Written task:
Note how many lines contain "Please" and give that number, with nothing else.

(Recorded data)
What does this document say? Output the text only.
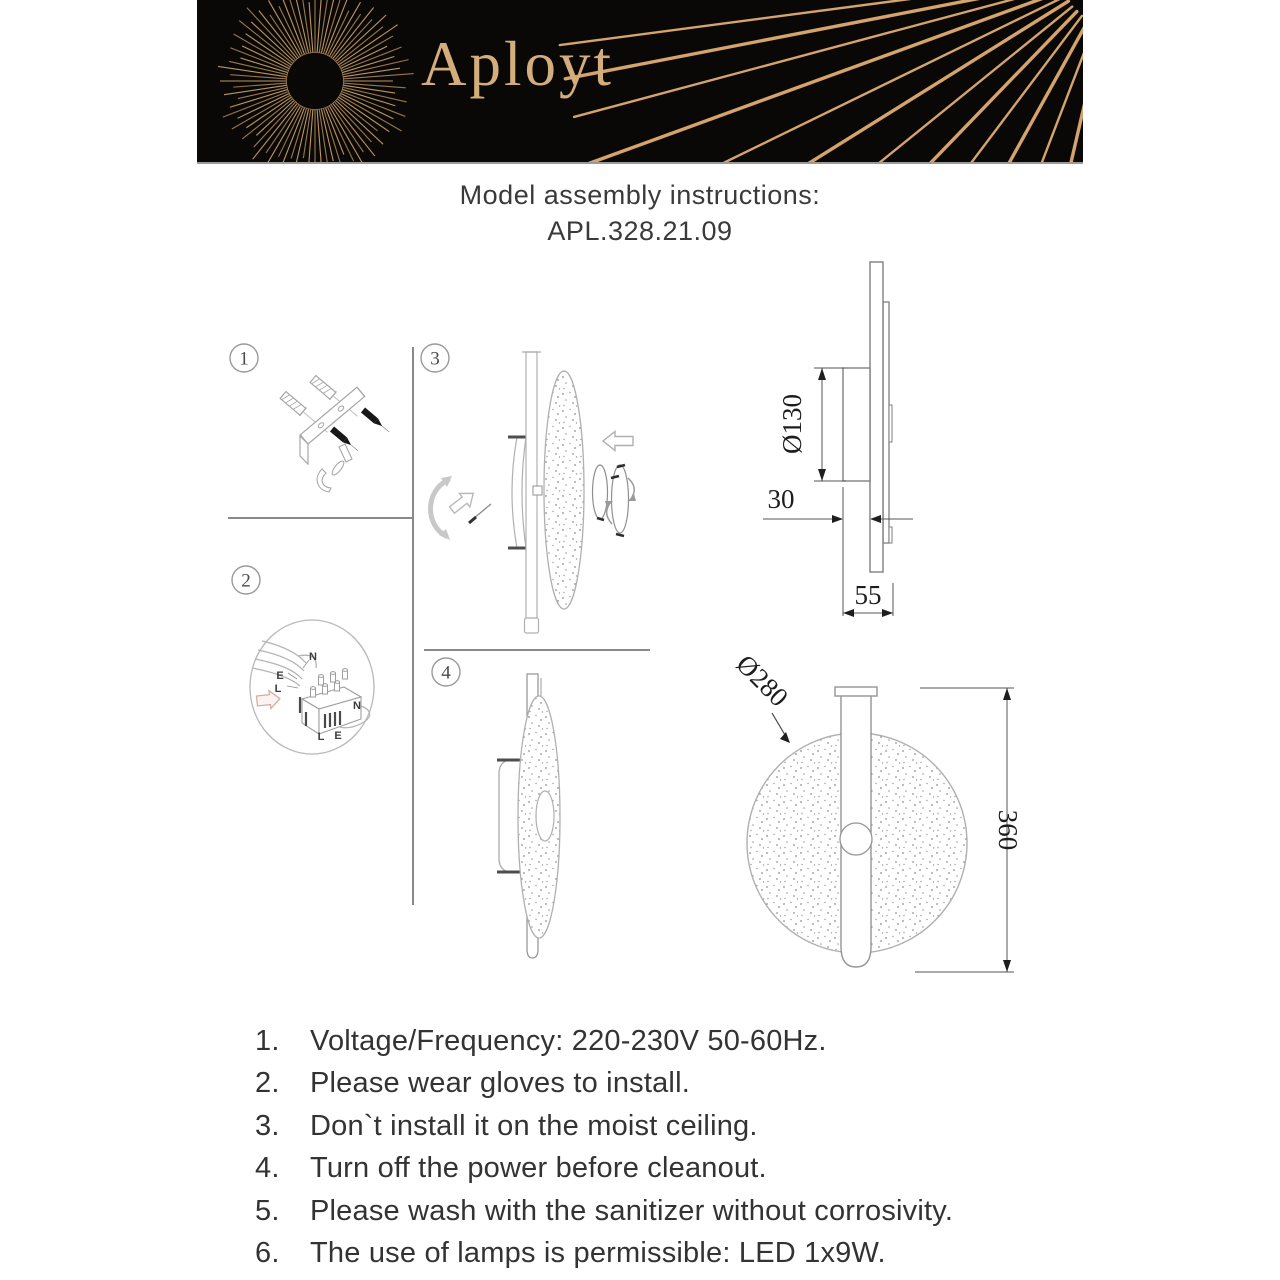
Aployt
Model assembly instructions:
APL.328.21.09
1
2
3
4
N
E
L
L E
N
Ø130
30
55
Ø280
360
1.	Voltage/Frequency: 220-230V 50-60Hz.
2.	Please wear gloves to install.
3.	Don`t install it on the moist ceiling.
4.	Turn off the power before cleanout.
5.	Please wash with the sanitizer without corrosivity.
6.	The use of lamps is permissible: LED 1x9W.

---

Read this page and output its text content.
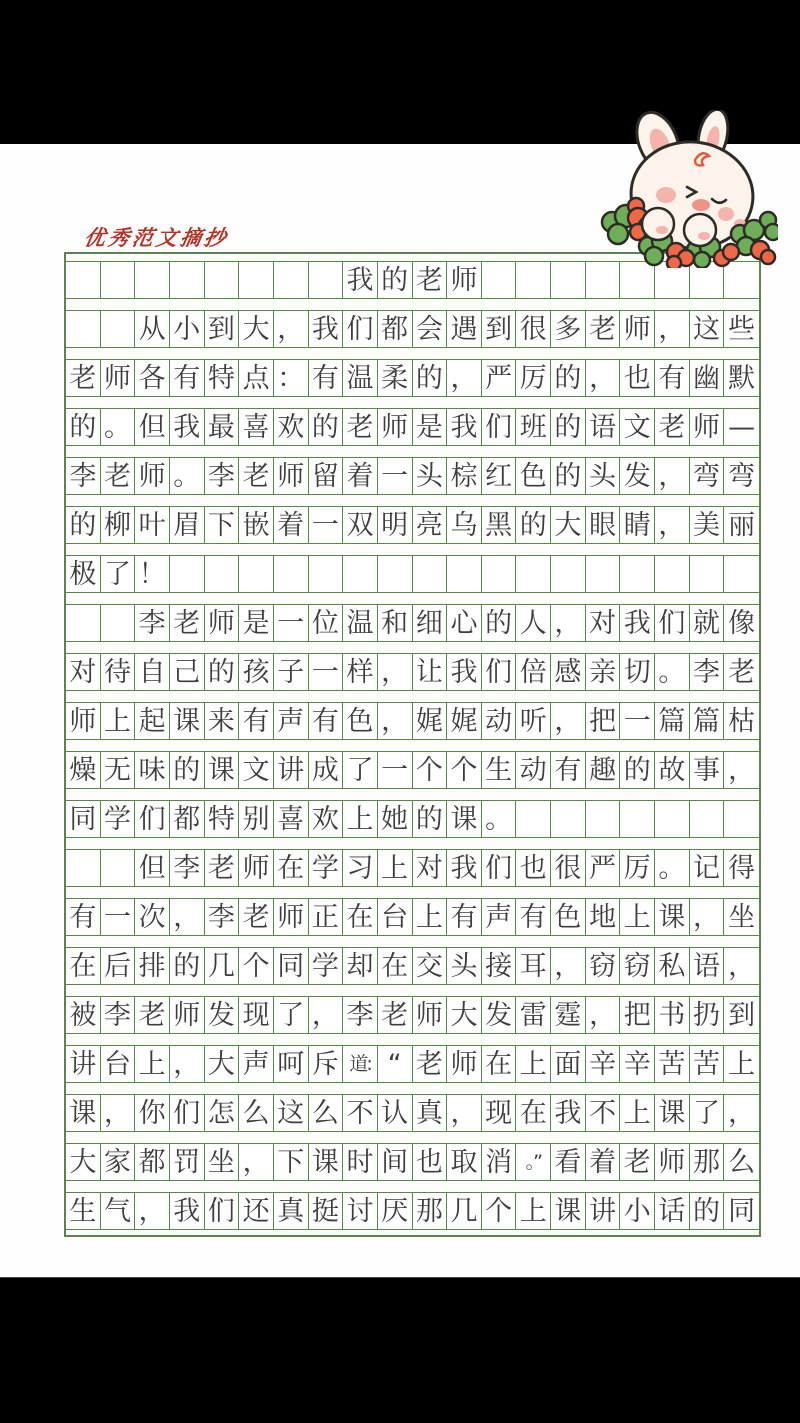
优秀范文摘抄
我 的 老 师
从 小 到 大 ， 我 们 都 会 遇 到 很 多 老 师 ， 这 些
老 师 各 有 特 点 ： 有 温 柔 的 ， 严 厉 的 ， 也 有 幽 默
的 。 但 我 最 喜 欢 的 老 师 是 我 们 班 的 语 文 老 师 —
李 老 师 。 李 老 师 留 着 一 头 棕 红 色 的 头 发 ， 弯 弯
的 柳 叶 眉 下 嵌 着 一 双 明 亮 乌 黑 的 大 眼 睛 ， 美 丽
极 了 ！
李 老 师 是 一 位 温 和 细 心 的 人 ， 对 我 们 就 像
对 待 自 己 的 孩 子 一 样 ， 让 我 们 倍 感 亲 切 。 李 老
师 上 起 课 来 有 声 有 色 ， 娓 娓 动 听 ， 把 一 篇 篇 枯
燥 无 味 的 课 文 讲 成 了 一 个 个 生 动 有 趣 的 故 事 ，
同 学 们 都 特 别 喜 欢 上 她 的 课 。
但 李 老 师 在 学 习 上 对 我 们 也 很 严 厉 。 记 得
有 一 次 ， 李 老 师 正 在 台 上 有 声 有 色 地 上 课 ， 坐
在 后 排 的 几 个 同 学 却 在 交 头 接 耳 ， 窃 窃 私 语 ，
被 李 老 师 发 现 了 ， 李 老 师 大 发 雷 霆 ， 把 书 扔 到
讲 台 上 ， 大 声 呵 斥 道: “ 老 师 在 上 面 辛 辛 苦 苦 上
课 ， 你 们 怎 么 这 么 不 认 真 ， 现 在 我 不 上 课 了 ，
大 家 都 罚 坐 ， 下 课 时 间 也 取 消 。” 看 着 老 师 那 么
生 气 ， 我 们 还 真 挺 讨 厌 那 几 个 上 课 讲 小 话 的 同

Exercise solution:
2